▶ **PROVIDED RECORDS**:
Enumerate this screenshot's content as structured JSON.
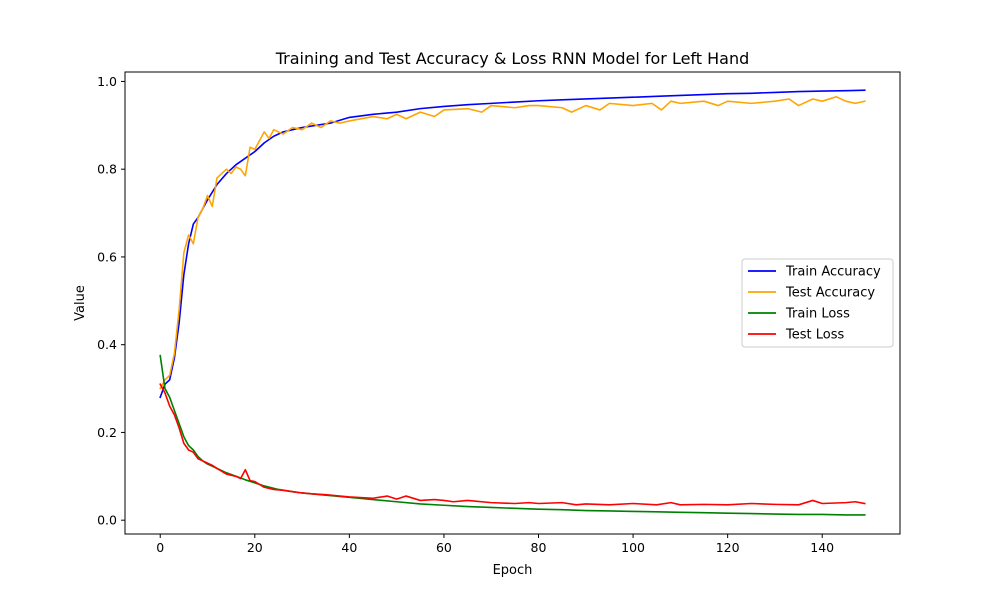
{
  "chart_data": {
    "type": "line",
    "title": "Training and Test Accuracy & Loss RNN Model for Left Hand",
    "xlabel": "Epoch",
    "ylabel": "Value",
    "xlim": [
      -7.45,
      156.45
    ],
    "ylim": [
      -0.0315,
      1.0215
    ],
    "xticks": [
      0,
      20,
      40,
      60,
      80,
      100,
      120,
      140
    ],
    "yticks": [
      0.0,
      0.2,
      0.4,
      0.6,
      0.8,
      1.0
    ],
    "xtick_labels": [
      "0",
      "20",
      "40",
      "60",
      "80",
      "100",
      "120",
      "140"
    ],
    "ytick_labels": [
      "0.0",
      "0.2",
      "0.4",
      "0.6",
      "0.8",
      "1.0"
    ],
    "grid": false,
    "legend_position": "center-right",
    "series": [
      {
        "name": "Train Accuracy",
        "color": "#0000ff",
        "points": [
          [
            0,
            0.28
          ],
          [
            1,
            0.31
          ],
          [
            2,
            0.32
          ],
          [
            3,
            0.37
          ],
          [
            4,
            0.45
          ],
          [
            5,
            0.56
          ],
          [
            6,
            0.63
          ],
          [
            7,
            0.675
          ],
          [
            8,
            0.69
          ],
          [
            9,
            0.71
          ],
          [
            10,
            0.73
          ],
          [
            12,
            0.765
          ],
          [
            14,
            0.79
          ],
          [
            16,
            0.81
          ],
          [
            18,
            0.825
          ],
          [
            20,
            0.84
          ],
          [
            22,
            0.86
          ],
          [
            24,
            0.875
          ],
          [
            26,
            0.885
          ],
          [
            28,
            0.89
          ],
          [
            30,
            0.895
          ],
          [
            33,
            0.9
          ],
          [
            36,
            0.905
          ],
          [
            40,
            0.918
          ],
          [
            45,
            0.925
          ],
          [
            50,
            0.93
          ],
          [
            55,
            0.938
          ],
          [
            60,
            0.943
          ],
          [
            65,
            0.947
          ],
          [
            70,
            0.95
          ],
          [
            75,
            0.953
          ],
          [
            80,
            0.956
          ],
          [
            85,
            0.958
          ],
          [
            90,
            0.96
          ],
          [
            95,
            0.962
          ],
          [
            100,
            0.964
          ],
          [
            105,
            0.966
          ],
          [
            110,
            0.968
          ],
          [
            115,
            0.97
          ],
          [
            120,
            0.972
          ],
          [
            125,
            0.973
          ],
          [
            130,
            0.975
          ],
          [
            135,
            0.977
          ],
          [
            140,
            0.978
          ],
          [
            145,
            0.979
          ],
          [
            149,
            0.98
          ]
        ]
      },
      {
        "name": "Test Accuracy",
        "color": "#ffa500",
        "points": [
          [
            0,
            0.3
          ],
          [
            1,
            0.32
          ],
          [
            2,
            0.33
          ],
          [
            3,
            0.38
          ],
          [
            4,
            0.48
          ],
          [
            5,
            0.61
          ],
          [
            6,
            0.65
          ],
          [
            7,
            0.63
          ],
          [
            8,
            0.69
          ],
          [
            9,
            0.71
          ],
          [
            10,
            0.74
          ],
          [
            11,
            0.715
          ],
          [
            12,
            0.78
          ],
          [
            14,
            0.8
          ],
          [
            15,
            0.79
          ],
          [
            16,
            0.805
          ],
          [
            17,
            0.8
          ],
          [
            18,
            0.785
          ],
          [
            19,
            0.85
          ],
          [
            20,
            0.845
          ],
          [
            22,
            0.885
          ],
          [
            23,
            0.87
          ],
          [
            24,
            0.89
          ],
          [
            26,
            0.88
          ],
          [
            28,
            0.895
          ],
          [
            30,
            0.89
          ],
          [
            32,
            0.905
          ],
          [
            34,
            0.895
          ],
          [
            36,
            0.91
          ],
          [
            38,
            0.905
          ],
          [
            40,
            0.91
          ],
          [
            45,
            0.92
          ],
          [
            48,
            0.915
          ],
          [
            50,
            0.925
          ],
          [
            52,
            0.915
          ],
          [
            55,
            0.93
          ],
          [
            58,
            0.92
          ],
          [
            60,
            0.935
          ],
          [
            65,
            0.938
          ],
          [
            68,
            0.93
          ],
          [
            70,
            0.945
          ],
          [
            75,
            0.94
          ],
          [
            78,
            0.945
          ],
          [
            80,
            0.945
          ],
          [
            85,
            0.94
          ],
          [
            87,
            0.93
          ],
          [
            90,
            0.945
          ],
          [
            93,
            0.935
          ],
          [
            95,
            0.95
          ],
          [
            100,
            0.945
          ],
          [
            104,
            0.95
          ],
          [
            106,
            0.935
          ],
          [
            108,
            0.955
          ],
          [
            110,
            0.95
          ],
          [
            115,
            0.955
          ],
          [
            118,
            0.945
          ],
          [
            120,
            0.955
          ],
          [
            125,
            0.95
          ],
          [
            130,
            0.955
          ],
          [
            133,
            0.96
          ],
          [
            135,
            0.945
          ],
          [
            138,
            0.96
          ],
          [
            140,
            0.955
          ],
          [
            143,
            0.965
          ],
          [
            145,
            0.955
          ],
          [
            147,
            0.95
          ],
          [
            149,
            0.955
          ]
        ]
      },
      {
        "name": "Train Loss",
        "color": "#008000",
        "points": [
          [
            0,
            0.375
          ],
          [
            1,
            0.3
          ],
          [
            2,
            0.28
          ],
          [
            3,
            0.25
          ],
          [
            4,
            0.22
          ],
          [
            5,
            0.19
          ],
          [
            6,
            0.17
          ],
          [
            7,
            0.16
          ],
          [
            8,
            0.145
          ],
          [
            9,
            0.135
          ],
          [
            10,
            0.128
          ],
          [
            12,
            0.118
          ],
          [
            14,
            0.108
          ],
          [
            16,
            0.1
          ],
          [
            18,
            0.092
          ],
          [
            20,
            0.085
          ],
          [
            22,
            0.078
          ],
          [
            25,
            0.07
          ],
          [
            28,
            0.065
          ],
          [
            30,
            0.062
          ],
          [
            35,
            0.057
          ],
          [
            40,
            0.052
          ],
          [
            45,
            0.047
          ],
          [
            50,
            0.042
          ],
          [
            55,
            0.037
          ],
          [
            60,
            0.034
          ],
          [
            65,
            0.031
          ],
          [
            70,
            0.029
          ],
          [
            75,
            0.027
          ],
          [
            80,
            0.025
          ],
          [
            85,
            0.024
          ],
          [
            90,
            0.022
          ],
          [
            95,
            0.021
          ],
          [
            100,
            0.02
          ],
          [
            105,
            0.019
          ],
          [
            110,
            0.018
          ],
          [
            115,
            0.017
          ],
          [
            120,
            0.016
          ],
          [
            125,
            0.015
          ],
          [
            130,
            0.014
          ],
          [
            135,
            0.013
          ],
          [
            140,
            0.013
          ],
          [
            145,
            0.012
          ],
          [
            149,
            0.012
          ]
        ]
      },
      {
        "name": "Test Loss",
        "color": "#ff0000",
        "points": [
          [
            0,
            0.31
          ],
          [
            1,
            0.29
          ],
          [
            2,
            0.26
          ],
          [
            3,
            0.24
          ],
          [
            4,
            0.21
          ],
          [
            5,
            0.175
          ],
          [
            6,
            0.16
          ],
          [
            7,
            0.155
          ],
          [
            8,
            0.14
          ],
          [
            9,
            0.135
          ],
          [
            10,
            0.13
          ],
          [
            11,
            0.125
          ],
          [
            12,
            0.118
          ],
          [
            14,
            0.105
          ],
          [
            16,
            0.1
          ],
          [
            17,
            0.095
          ],
          [
            18,
            0.115
          ],
          [
            19,
            0.09
          ],
          [
            20,
            0.088
          ],
          [
            22,
            0.075
          ],
          [
            24,
            0.07
          ],
          [
            26,
            0.068
          ],
          [
            28,
            0.065
          ],
          [
            30,
            0.062
          ],
          [
            32,
            0.06
          ],
          [
            35,
            0.058
          ],
          [
            38,
            0.055
          ],
          [
            40,
            0.053
          ],
          [
            45,
            0.05
          ],
          [
            48,
            0.055
          ],
          [
            50,
            0.048
          ],
          [
            52,
            0.055
          ],
          [
            55,
            0.045
          ],
          [
            58,
            0.047
          ],
          [
            60,
            0.045
          ],
          [
            62,
            0.042
          ],
          [
            65,
            0.045
          ],
          [
            70,
            0.04
          ],
          [
            75,
            0.038
          ],
          [
            78,
            0.04
          ],
          [
            80,
            0.038
          ],
          [
            85,
            0.04
          ],
          [
            88,
            0.035
          ],
          [
            90,
            0.037
          ],
          [
            95,
            0.035
          ],
          [
            100,
            0.038
          ],
          [
            105,
            0.035
          ],
          [
            108,
            0.04
          ],
          [
            110,
            0.035
          ],
          [
            115,
            0.036
          ],
          [
            120,
            0.035
          ],
          [
            125,
            0.038
          ],
          [
            130,
            0.036
          ],
          [
            135,
            0.035
          ],
          [
            138,
            0.045
          ],
          [
            140,
            0.038
          ],
          [
            145,
            0.04
          ],
          [
            147,
            0.042
          ],
          [
            149,
            0.038
          ]
        ]
      }
    ]
  }
}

▶ **TASK STATEMENT**: Scan the material for lines with the word "Loss", and copy each line you find.

▶ **OUTPUT**:
    "title": "Training and Test Accuracy & Loss RNN Model for Left Hand",
        "name": "Train Loss",
        "name": "Test Loss",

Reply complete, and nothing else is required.